* **What is asked**
Return only this: the line with "What's the underlying" and all the lines that follow it below, through the final one, exactly as they are.

START

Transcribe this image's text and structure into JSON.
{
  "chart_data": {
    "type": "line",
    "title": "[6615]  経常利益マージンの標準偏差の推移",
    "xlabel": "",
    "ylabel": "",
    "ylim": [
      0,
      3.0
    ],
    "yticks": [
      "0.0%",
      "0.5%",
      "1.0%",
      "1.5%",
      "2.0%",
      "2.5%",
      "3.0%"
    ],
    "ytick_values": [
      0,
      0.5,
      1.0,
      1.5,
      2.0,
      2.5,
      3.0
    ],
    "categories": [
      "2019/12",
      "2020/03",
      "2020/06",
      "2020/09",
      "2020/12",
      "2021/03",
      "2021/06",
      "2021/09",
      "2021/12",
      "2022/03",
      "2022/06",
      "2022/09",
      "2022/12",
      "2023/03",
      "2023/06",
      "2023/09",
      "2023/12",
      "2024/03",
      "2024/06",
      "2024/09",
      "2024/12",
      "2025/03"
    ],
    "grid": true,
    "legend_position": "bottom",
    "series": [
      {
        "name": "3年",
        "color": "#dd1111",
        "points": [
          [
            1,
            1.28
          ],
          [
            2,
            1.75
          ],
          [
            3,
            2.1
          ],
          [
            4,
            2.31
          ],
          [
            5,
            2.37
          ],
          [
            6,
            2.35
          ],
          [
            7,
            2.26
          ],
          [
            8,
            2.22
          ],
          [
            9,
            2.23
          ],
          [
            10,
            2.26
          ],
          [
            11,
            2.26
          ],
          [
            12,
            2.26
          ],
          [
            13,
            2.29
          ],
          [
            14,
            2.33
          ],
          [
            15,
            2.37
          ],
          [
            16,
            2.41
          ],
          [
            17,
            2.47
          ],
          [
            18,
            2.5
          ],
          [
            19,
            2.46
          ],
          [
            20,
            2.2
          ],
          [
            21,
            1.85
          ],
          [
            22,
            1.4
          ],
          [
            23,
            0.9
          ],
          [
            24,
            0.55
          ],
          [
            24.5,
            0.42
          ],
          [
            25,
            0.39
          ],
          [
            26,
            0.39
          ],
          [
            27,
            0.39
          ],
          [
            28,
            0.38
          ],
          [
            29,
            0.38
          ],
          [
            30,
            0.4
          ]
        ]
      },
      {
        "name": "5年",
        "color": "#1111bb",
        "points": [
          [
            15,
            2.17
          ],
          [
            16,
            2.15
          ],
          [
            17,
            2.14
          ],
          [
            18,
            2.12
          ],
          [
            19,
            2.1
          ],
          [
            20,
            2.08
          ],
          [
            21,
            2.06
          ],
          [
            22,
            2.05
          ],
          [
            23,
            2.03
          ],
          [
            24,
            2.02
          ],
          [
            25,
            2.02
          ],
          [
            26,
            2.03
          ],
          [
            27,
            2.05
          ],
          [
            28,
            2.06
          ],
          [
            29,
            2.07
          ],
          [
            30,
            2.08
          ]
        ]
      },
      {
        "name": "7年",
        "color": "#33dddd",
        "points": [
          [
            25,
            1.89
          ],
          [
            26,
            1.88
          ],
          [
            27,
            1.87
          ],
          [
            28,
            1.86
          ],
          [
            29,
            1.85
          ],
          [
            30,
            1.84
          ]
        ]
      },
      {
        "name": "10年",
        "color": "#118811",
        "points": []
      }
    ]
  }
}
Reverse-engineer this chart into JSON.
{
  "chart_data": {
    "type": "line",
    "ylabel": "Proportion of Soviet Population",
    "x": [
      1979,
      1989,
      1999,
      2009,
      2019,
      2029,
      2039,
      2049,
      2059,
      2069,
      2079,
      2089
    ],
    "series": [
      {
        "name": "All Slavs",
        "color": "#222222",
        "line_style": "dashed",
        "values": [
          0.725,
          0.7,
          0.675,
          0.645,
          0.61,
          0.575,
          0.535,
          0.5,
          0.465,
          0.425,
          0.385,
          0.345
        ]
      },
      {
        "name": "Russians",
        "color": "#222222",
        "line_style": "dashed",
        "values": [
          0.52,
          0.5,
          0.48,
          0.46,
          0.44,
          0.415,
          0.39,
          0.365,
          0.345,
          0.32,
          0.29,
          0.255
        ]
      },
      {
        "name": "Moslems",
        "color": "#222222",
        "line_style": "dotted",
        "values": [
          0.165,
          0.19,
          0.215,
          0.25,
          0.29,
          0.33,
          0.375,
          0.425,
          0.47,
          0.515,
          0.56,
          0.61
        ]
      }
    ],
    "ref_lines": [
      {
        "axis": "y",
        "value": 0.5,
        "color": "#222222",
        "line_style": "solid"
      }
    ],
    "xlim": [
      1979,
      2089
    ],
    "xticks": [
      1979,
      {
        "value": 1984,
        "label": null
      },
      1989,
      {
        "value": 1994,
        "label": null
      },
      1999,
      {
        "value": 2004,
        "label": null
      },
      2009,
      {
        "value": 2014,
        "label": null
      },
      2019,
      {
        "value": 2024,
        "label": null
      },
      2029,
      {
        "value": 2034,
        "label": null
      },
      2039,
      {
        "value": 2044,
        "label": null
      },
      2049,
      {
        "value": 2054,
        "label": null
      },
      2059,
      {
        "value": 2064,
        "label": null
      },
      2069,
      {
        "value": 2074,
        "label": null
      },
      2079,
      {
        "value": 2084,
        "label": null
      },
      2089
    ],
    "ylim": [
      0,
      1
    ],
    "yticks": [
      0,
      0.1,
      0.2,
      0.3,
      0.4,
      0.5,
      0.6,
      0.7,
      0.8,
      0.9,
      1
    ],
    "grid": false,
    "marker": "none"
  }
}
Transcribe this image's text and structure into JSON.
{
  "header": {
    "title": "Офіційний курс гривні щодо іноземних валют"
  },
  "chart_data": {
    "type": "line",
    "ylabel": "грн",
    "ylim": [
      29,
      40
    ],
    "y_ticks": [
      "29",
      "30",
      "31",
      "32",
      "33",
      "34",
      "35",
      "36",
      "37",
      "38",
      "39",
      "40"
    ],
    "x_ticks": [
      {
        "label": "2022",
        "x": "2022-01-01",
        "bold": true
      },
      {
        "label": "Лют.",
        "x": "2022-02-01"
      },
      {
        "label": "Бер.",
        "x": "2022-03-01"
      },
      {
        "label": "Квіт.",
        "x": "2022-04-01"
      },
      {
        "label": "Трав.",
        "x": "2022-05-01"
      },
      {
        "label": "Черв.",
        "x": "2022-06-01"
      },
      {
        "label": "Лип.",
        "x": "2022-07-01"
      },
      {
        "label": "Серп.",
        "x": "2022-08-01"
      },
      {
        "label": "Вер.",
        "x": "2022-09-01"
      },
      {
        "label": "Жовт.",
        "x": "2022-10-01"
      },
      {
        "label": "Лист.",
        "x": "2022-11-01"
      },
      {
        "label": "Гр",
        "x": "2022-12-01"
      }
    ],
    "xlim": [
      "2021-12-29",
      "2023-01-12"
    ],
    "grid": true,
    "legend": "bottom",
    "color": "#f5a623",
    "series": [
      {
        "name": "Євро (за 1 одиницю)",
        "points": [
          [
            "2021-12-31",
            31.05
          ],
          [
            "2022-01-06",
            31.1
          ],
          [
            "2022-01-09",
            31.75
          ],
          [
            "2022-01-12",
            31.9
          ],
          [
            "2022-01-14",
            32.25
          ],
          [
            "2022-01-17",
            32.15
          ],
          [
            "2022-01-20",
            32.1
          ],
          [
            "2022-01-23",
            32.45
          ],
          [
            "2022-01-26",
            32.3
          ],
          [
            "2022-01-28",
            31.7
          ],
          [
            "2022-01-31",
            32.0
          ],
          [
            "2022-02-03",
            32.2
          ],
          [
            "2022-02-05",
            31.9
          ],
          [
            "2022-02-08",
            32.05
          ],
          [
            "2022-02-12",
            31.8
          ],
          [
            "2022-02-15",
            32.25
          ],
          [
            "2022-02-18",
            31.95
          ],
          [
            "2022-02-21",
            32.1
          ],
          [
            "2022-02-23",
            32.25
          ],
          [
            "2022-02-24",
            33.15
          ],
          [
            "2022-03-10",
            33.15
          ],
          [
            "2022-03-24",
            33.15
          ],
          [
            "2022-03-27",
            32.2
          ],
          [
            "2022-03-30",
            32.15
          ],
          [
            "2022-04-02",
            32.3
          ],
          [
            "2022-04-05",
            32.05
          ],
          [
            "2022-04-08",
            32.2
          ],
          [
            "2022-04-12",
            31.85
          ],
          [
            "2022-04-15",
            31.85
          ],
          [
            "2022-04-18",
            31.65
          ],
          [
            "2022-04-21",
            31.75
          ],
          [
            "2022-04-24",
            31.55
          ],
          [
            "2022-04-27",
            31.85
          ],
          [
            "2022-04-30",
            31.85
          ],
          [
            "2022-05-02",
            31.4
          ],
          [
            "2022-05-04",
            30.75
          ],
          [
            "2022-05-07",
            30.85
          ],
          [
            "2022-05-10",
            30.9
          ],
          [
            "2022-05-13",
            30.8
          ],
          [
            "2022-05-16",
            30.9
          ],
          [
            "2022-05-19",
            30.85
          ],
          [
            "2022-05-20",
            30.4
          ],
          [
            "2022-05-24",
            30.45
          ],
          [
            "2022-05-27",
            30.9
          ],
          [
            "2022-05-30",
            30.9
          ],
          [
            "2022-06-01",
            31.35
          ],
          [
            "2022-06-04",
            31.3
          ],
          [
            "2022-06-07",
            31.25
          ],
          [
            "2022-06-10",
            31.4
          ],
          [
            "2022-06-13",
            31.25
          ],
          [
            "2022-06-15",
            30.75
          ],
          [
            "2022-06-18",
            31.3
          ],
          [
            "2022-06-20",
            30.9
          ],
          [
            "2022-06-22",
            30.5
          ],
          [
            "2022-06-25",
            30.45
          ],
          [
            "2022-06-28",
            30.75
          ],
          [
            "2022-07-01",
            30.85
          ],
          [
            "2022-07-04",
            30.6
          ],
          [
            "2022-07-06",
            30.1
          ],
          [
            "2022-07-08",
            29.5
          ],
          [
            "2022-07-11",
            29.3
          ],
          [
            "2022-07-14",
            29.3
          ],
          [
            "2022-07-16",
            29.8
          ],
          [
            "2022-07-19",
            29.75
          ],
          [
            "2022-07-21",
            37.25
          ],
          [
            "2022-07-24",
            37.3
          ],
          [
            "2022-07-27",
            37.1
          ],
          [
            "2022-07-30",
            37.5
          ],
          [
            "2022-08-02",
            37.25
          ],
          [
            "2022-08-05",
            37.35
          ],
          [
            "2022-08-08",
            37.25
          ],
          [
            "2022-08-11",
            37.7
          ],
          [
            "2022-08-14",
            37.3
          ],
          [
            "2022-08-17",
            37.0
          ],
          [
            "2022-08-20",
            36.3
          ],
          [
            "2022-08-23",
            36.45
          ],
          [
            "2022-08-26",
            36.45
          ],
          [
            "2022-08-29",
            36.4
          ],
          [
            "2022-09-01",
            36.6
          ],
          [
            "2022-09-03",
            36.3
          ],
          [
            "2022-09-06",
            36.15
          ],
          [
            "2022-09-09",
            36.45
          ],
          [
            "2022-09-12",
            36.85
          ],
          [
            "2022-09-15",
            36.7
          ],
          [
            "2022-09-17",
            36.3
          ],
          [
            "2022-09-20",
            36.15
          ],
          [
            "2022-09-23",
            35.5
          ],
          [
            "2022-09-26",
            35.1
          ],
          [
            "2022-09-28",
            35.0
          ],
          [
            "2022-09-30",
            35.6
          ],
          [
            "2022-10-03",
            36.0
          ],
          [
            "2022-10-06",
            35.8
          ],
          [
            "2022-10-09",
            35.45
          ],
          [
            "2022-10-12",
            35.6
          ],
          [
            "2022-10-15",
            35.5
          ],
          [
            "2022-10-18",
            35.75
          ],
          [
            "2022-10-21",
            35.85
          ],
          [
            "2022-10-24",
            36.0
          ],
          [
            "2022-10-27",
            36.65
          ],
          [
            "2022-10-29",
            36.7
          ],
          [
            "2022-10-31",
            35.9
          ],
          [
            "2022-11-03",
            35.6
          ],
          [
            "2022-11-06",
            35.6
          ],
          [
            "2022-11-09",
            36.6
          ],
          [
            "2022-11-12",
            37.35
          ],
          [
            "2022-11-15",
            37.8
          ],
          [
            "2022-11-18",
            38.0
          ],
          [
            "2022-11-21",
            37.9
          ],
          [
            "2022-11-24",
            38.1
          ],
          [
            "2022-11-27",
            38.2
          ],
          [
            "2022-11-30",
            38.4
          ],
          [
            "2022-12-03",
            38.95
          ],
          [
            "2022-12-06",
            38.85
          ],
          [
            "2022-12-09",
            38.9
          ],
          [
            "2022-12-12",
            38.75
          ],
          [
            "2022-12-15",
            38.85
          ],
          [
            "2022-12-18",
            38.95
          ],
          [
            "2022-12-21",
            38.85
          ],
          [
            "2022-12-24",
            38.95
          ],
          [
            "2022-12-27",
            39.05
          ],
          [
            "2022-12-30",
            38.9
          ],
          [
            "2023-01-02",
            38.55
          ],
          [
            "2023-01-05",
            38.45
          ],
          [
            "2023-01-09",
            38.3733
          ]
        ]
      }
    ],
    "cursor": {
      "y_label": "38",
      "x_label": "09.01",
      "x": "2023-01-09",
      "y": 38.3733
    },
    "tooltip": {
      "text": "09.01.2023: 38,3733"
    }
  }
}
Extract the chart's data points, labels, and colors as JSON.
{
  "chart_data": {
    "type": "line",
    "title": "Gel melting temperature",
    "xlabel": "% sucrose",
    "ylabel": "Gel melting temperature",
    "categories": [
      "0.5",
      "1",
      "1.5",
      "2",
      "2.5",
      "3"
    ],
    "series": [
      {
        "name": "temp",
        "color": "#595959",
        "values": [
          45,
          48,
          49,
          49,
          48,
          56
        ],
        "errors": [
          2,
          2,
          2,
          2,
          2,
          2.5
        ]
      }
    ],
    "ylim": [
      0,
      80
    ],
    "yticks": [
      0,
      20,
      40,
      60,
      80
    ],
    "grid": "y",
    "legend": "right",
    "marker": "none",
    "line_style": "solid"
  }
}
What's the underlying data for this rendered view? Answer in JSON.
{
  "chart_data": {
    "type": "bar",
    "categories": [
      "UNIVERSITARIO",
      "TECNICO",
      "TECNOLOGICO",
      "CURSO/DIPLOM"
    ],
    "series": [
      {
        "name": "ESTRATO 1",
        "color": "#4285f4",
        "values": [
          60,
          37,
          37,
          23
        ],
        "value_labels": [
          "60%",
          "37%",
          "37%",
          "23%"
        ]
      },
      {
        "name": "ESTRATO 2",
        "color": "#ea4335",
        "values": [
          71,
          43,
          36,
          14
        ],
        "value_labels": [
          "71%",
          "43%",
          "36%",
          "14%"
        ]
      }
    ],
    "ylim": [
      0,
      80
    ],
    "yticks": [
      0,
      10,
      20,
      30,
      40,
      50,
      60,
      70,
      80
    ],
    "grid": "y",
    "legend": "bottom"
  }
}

END

* **Solution to this exercise**
What's the underlying data for this rendered view? Answer in JSON.
{
  "chart_data": {
    "type": "bar",
    "categories": [
      "UNIVERSITARIO",
      "TECNICO",
      "TECNOLOGICO",
      "CURSO/DIPLOM"
    ],
    "series": [
      {
        "name": "ESTRATO 1",
        "color": "#4285f4",
        "values": [
          60,
          37,
          37,
          23
        ],
        "value_labels": [
          "60%",
          "37%",
          "37%",
          "23%"
        ]
      },
      {
        "name": "ESTRATO 2",
        "color": "#ea4335",
        "values": [
          71,
          43,
          36,
          14
        ],
        "value_labels": [
          "71%",
          "43%",
          "36%",
          "14%"
        ]
      }
    ],
    "ylim": [
      0,
      80
    ],
    "yticks": [
      0,
      10,
      20,
      30,
      40,
      50,
      60,
      70,
      80
    ],
    "grid": "y",
    "legend": "bottom"
  }
}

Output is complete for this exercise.